» **The input**
>>
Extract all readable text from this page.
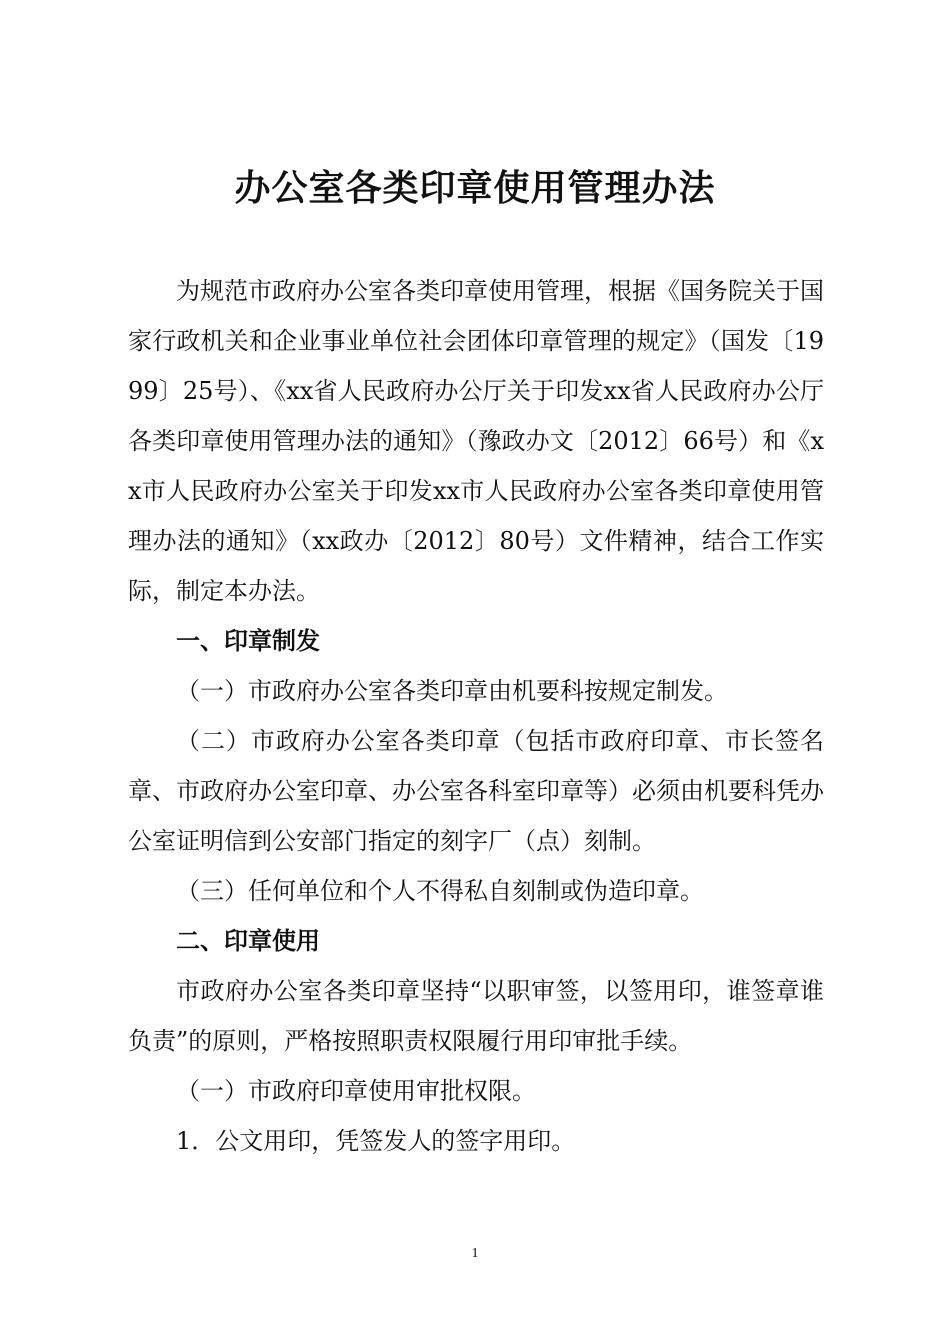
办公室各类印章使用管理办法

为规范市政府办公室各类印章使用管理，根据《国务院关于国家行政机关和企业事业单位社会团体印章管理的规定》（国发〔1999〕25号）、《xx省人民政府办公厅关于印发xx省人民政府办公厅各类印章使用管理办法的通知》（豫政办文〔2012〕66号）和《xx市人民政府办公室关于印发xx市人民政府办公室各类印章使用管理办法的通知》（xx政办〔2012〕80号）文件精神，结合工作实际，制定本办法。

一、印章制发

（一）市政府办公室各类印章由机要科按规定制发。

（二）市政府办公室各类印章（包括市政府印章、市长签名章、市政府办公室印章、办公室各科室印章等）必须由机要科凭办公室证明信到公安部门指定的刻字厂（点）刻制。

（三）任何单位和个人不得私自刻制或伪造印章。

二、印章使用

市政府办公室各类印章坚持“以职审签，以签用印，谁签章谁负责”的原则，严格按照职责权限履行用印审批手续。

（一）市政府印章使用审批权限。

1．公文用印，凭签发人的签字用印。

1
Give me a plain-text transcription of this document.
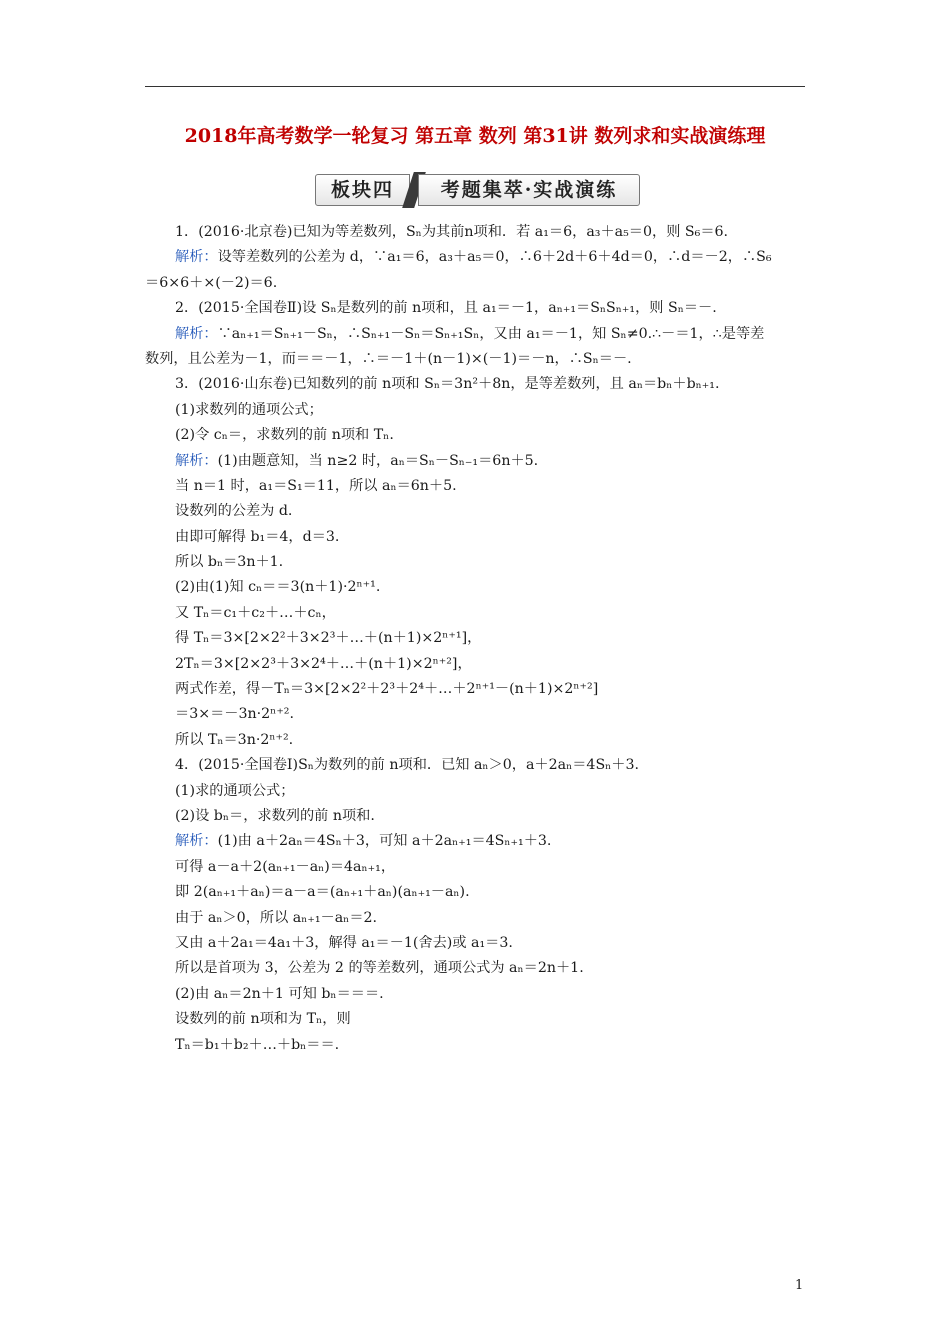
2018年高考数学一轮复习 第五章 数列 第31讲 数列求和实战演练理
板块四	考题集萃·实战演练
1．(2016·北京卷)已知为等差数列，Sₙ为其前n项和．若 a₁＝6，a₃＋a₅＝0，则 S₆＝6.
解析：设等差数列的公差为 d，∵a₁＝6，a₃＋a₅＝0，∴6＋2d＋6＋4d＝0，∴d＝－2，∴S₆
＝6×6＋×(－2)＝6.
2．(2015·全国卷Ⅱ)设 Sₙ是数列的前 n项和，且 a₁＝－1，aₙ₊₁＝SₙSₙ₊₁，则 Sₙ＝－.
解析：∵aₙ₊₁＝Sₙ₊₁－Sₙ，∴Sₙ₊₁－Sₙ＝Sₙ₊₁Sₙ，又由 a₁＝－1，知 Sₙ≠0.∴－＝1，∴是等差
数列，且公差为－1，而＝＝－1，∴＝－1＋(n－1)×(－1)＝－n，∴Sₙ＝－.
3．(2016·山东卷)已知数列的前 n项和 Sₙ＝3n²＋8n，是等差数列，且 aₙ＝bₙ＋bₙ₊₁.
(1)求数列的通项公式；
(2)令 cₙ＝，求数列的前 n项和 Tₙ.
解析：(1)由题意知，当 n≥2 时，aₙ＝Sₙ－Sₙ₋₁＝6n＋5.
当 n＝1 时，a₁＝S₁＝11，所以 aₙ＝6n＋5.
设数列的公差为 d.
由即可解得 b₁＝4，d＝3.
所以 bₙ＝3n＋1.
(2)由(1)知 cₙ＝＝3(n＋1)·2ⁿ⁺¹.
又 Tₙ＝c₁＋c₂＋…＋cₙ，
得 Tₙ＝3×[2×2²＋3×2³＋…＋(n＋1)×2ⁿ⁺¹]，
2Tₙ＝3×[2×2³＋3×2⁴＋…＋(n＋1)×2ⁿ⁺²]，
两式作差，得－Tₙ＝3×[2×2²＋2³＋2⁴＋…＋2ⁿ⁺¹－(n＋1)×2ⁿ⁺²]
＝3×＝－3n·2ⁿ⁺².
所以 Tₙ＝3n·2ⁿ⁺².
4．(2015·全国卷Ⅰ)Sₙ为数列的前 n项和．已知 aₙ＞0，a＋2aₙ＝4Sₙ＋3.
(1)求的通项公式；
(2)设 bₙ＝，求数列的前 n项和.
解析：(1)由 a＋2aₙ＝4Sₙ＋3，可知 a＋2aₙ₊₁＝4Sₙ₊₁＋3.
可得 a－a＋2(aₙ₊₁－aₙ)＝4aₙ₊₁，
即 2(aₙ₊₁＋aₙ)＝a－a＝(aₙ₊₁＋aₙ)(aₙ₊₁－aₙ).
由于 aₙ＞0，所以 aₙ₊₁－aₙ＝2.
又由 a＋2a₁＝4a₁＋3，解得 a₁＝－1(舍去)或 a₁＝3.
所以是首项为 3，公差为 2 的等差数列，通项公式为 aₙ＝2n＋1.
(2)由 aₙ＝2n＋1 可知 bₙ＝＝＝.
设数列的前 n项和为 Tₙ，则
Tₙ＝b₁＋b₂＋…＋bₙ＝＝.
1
<<
» **What you need to do**
Check each line of the records for the word "this", and show the lines that contain it.

» **Solution to the problem**
Extract all readable text from this page.
Give me a plain-text transcription of this document.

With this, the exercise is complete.